++++ EXTRACT

ParallelCluster Knowledge Transfer#

Warning

The documentation on this page is exclusively meant to assist during the development of the ParallelCluster Provisioner in the future.

AWS ParallelCluster is an open-source cluster management tool that allows any organization to deploy High Performance Computing (HPC) clusters on AWS. The tool provides a high-level abstraction / representation for provisioning resources via CloudFormation in an automated and secure manner. It also supports multiple instance types from AWS EC2 and job schedulers such as SLURM.

In the context of the Blue Brain Project, we have utilized ParallelCluster to deploy a proof-of-concept HPC cluster¹. This cluster is purposely configured to mimic the hardware configuration of the Blue Brain 5 supercomputer, allowing us to evaluate different aspects of running on AWS such as performance, operational costs, and more. In addition, it provided us with the opportunity to envision how the Blue Brain Project could run in any Cloud service in the future and to evaluate new hardware (e.g., AMD's 4th generation EPYC processors).

We also took the opportunity to investigate how parallel file systems like Lustre FSx could benefit through some novel features such as the Lustre Hierarchical Storage Management (HSM) service. In particular, we configured the filesystem to map two S3 buckets via Data Repository Associations (S3-DRA) and expose the content in Lustre FSx². Other storage technologies, such as EFS, were employed to store the home directories and other related resources.

The purpose of this page is to briefly document and reflect back on the relevant aspects and takeaways from using ParallelCluster on AWS.

Technical Insight#

In this section, we cover some of the most relevant technical details in regard to the customization, deployment and configuration of the ParallelCluster PoC from the Blue Brain Project.

Creating a Custom AMI#

Utilizing Amazon Linux 2023 out-of-the-box and manually installing the necessary software for the cluster after it has been deployed is a feasible option, but not the most reliable nor convenient. For instance, on every node bootstraping process, several scripts would have to run in order to install the necessary software and configure the node. This fact delays allocation times, increases the operational costs, and can be prone to errors (e.g., lack of Internet connectivity, software incompatibilities, and more).

Hence, a more reasonable alternative is to build a custom Amazon Machine Image (AMI) that contains all of the necessary settings, software and operating system configurations required for the compute nodes of the cluster. In such case, the compute nodes will only need to bootstrap to be fully functional and configured from the start.

++++++++

- [WRITTEN TASKS]
a) List the drawbacks the ParallelCluster page gives for running installation scripts during every node's bootstrapping process.
b) Summarize the ParallelCluster page in two sentences.
c) According to the ParallelCluster page, which supercomputer's hardware configuration was the proof-of-concept cluster set up to mimic?
The material after this point is not needed.

++++ DATASET SECTION

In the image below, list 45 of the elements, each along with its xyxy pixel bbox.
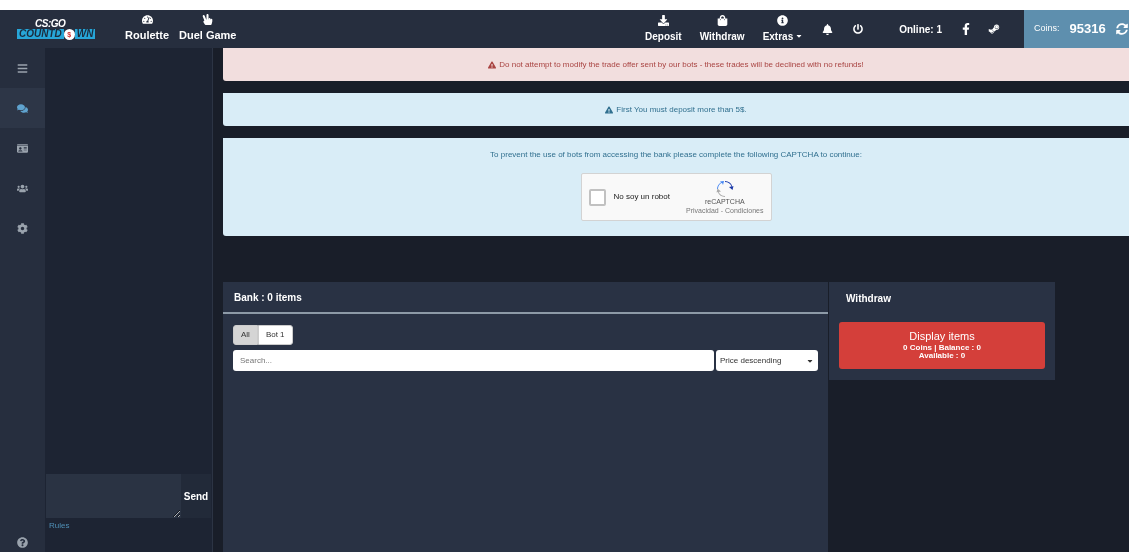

++++++++

- [SOLUTIONS PER TASK]
a)
- It delays allocation times.
- It increases the operational costs.
- It can be prone to errors, such as lack of Internet connectivity or software incompatibilities.

b) The Blue Brain Project used AWS ParallelCluster, an open-source tool for deploying HPC clusters on AWS, to build a proof-of-concept cluster that mimics the Blue Brain 5 supercomputer, and it also tested storage features such as Lustre FSx mapped to S3 buckets and EFS for home directories. The page records takeaways from that work, including that a custom AMI is preferable to installing software on Amazon Linux 2023 after deployment because nodes then only need to bootstrap to be fully configured.

c) The Blue Brain 5 supercomputer.